▸ **WHAT IS BEING ASKED**
Return, word for word, every line of the entries between the lines holding "chart-bar [526, 212, 615, 243]" and "finding-item: On-site inclusions", inclusive.

▸ **DATA FOR THE TASK**
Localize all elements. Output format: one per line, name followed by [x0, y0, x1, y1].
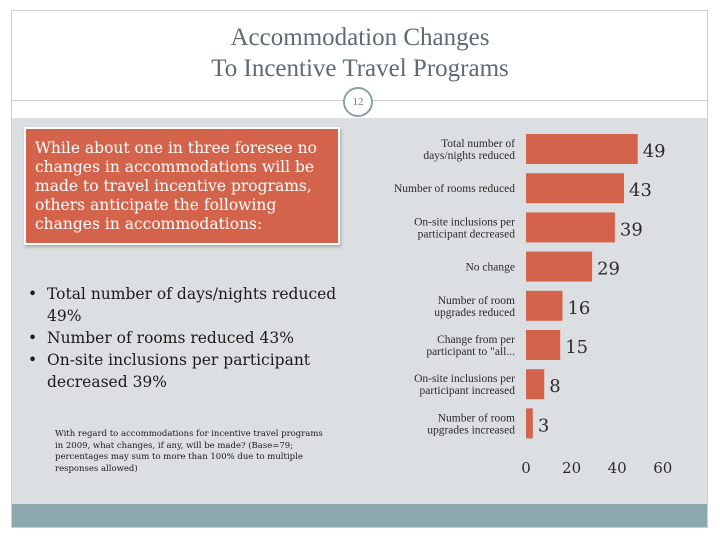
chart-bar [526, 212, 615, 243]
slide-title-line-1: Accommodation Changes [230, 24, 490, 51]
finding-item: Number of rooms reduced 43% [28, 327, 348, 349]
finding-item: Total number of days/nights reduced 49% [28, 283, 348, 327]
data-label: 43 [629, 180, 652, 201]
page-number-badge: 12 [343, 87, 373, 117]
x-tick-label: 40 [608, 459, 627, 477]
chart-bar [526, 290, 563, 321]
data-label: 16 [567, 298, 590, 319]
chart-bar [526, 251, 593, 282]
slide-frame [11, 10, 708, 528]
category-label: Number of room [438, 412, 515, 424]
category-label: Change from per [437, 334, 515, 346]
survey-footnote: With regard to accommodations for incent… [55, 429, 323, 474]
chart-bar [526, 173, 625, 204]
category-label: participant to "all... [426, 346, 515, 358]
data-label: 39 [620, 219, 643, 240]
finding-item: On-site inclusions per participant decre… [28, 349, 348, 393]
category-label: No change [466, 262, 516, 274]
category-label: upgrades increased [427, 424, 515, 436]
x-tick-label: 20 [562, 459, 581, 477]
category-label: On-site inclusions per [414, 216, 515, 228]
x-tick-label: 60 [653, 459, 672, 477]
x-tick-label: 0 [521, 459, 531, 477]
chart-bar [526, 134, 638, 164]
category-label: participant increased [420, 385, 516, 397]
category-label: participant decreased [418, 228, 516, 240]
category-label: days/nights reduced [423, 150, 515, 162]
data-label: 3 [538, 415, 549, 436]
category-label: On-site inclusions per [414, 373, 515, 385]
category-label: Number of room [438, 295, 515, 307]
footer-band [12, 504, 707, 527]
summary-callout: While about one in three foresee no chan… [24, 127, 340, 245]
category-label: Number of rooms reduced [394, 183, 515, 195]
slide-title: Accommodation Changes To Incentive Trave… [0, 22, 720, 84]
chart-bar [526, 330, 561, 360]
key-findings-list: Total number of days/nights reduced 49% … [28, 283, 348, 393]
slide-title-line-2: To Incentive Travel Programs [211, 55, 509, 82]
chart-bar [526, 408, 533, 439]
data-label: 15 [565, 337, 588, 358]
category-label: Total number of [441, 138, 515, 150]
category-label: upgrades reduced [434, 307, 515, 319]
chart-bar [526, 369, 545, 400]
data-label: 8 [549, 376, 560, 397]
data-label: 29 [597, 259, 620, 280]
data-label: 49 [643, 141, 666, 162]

▸ **EXERCISE OUTPUT**
chart-bar [526, 212, 615, 243]
slide-title-line-1: Accommodation Changes [230, 24, 490, 51]
finding-item: Number of rooms reduced 43% [28, 327, 348, 349]
finding-item: Total number of days/nights reduced 49% [28, 283, 348, 327]
data-label: 43 [629, 180, 652, 201]
page-number-badge: 12 [343, 87, 373, 117]
x-tick-label: 40 [608, 459, 627, 477]
chart-bar [526, 290, 563, 321]
data-label: 16 [567, 298, 590, 319]
chart-bar [526, 251, 593, 282]
slide-frame [11, 10, 708, 528]
category-label: Number of room [438, 412, 515, 424]
category-label: Change from per [437, 334, 515, 346]
survey-footnote: With regard to accommodations for incent… [55, 429, 323, 474]
chart-bar [526, 173, 625, 204]
category-label: participant to "all... [426, 346, 515, 358]
data-label: 39 [620, 219, 643, 240]
finding-item: On-site inclusions per participant decre… [28, 349, 348, 393]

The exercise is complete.